→ WRITTEN PROBLEM
Your answer should be a single number: how many lines in the data below hold the string "Manual".
***** RECORDS FOR THE TASK *****
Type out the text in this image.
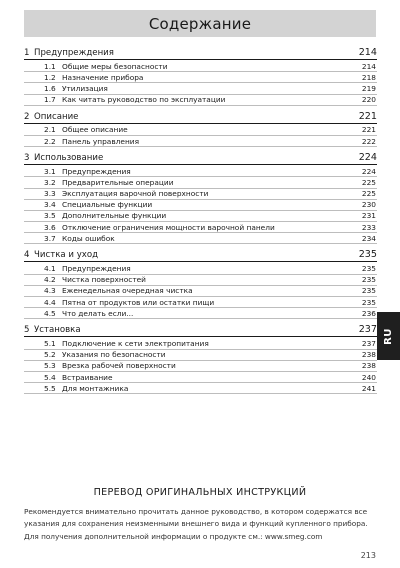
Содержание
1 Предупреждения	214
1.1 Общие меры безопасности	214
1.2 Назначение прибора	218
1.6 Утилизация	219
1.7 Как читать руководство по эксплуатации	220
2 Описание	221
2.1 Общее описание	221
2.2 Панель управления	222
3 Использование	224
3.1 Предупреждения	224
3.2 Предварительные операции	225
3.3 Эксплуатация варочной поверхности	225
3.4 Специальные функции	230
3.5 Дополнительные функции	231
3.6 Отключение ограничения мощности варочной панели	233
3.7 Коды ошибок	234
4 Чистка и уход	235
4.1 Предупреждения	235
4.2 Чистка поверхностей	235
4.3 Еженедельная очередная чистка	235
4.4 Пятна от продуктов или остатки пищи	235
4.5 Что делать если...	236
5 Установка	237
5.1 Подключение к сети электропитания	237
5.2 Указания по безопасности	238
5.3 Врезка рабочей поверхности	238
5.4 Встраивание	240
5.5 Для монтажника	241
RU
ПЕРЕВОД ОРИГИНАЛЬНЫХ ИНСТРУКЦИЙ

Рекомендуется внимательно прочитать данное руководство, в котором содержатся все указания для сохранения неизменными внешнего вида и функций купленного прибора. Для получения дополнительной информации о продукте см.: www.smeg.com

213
*****
***** RECORDS FOR THE TASK *****
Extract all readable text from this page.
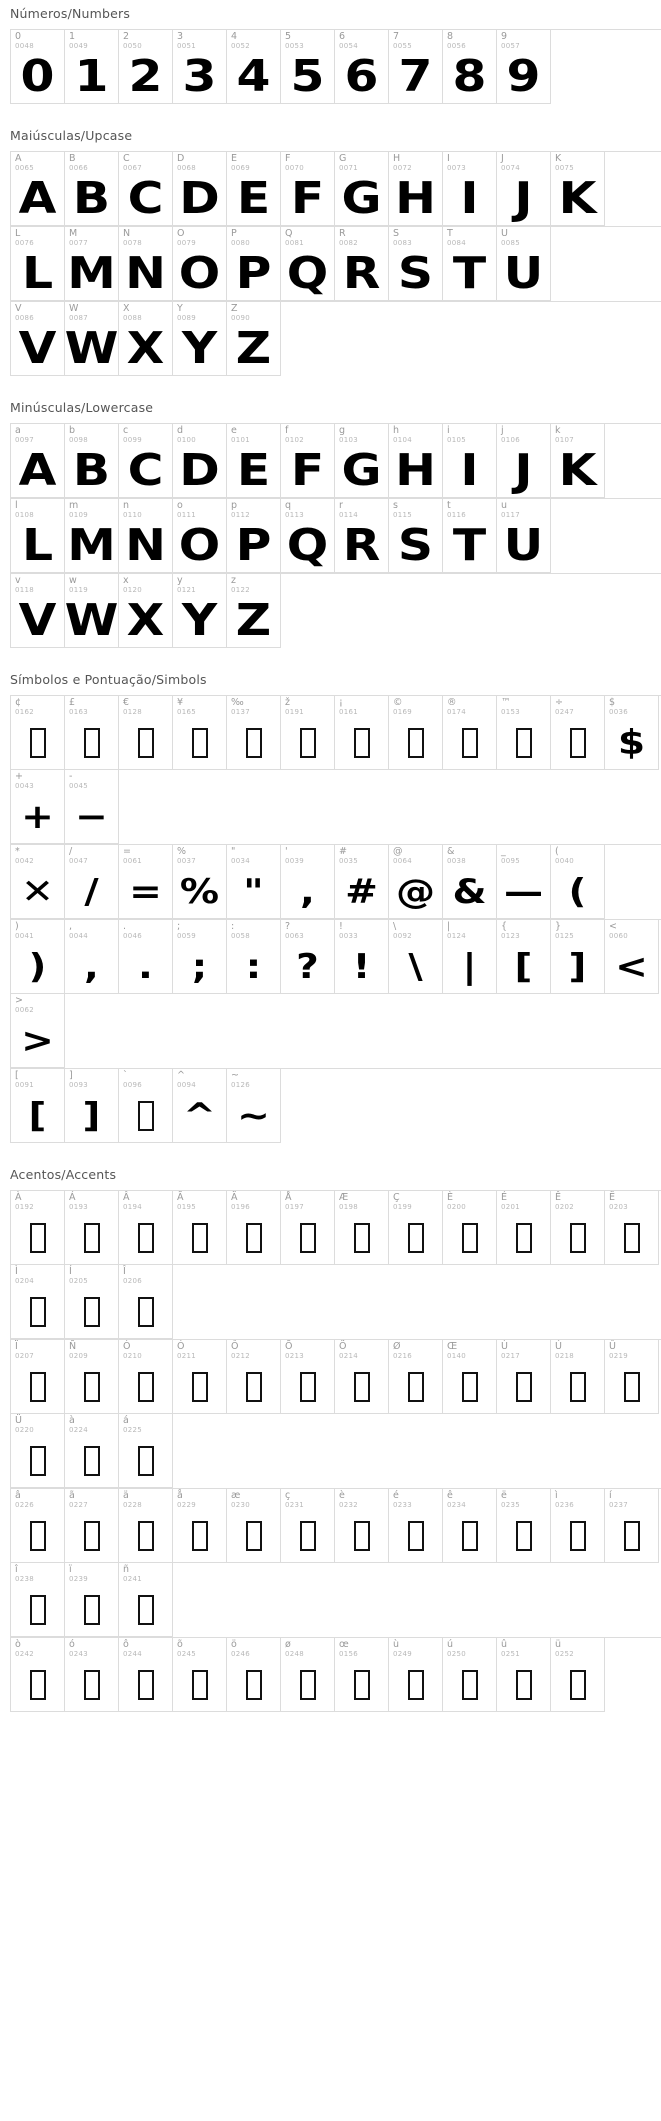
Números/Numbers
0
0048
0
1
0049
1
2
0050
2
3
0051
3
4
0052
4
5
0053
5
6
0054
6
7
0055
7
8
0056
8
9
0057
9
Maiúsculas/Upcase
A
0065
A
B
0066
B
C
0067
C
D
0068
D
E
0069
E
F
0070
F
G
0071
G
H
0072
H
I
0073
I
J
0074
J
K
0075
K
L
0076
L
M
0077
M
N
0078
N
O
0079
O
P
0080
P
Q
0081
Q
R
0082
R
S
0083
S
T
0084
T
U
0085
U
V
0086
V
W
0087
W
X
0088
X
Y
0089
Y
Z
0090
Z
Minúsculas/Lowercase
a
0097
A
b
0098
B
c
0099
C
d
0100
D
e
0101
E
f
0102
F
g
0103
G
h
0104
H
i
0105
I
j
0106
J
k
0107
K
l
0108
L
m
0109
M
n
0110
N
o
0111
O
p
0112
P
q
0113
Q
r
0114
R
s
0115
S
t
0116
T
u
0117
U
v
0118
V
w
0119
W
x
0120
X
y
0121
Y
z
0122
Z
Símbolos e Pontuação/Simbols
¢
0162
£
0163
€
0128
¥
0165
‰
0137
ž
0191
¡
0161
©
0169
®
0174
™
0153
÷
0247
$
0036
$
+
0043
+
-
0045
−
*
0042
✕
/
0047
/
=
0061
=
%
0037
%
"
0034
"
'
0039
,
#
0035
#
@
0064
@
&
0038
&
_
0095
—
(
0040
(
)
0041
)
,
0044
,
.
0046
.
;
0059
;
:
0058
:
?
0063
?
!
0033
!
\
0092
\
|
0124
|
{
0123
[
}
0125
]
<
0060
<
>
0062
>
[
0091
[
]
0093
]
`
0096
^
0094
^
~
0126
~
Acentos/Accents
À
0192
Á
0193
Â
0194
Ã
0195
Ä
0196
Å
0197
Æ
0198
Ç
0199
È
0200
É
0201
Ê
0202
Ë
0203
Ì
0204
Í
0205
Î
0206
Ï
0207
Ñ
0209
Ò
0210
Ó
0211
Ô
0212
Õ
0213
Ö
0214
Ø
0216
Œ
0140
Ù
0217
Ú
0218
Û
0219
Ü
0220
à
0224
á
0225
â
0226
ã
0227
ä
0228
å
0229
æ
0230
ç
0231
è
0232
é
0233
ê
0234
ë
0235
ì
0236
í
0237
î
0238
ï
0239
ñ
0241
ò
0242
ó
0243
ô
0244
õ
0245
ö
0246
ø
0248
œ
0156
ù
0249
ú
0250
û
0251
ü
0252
*****
***** RECORDS FOR THE TASK *****
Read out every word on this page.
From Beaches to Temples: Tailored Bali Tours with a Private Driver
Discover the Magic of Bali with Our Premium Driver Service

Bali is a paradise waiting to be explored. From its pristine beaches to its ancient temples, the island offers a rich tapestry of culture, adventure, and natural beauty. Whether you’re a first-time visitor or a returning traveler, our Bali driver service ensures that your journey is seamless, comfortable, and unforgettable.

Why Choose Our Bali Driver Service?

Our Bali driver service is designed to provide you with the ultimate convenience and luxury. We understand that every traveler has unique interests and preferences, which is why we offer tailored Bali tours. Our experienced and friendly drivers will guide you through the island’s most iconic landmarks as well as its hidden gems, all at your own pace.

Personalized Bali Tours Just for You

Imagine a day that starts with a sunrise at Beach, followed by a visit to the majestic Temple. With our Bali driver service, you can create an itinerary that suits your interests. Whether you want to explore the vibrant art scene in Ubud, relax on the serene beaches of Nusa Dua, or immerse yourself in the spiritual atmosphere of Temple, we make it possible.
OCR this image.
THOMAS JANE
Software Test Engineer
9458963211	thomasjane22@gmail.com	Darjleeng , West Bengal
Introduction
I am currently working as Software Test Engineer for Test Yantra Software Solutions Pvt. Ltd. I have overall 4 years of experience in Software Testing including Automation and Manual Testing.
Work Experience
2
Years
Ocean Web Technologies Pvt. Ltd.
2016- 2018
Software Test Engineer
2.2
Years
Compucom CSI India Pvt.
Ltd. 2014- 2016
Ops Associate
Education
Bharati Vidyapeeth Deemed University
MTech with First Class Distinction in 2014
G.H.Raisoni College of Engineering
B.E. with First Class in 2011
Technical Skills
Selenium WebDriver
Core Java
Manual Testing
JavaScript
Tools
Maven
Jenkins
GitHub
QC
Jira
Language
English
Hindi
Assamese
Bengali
*****
→ SOLUTION TO THE PROBLEM
2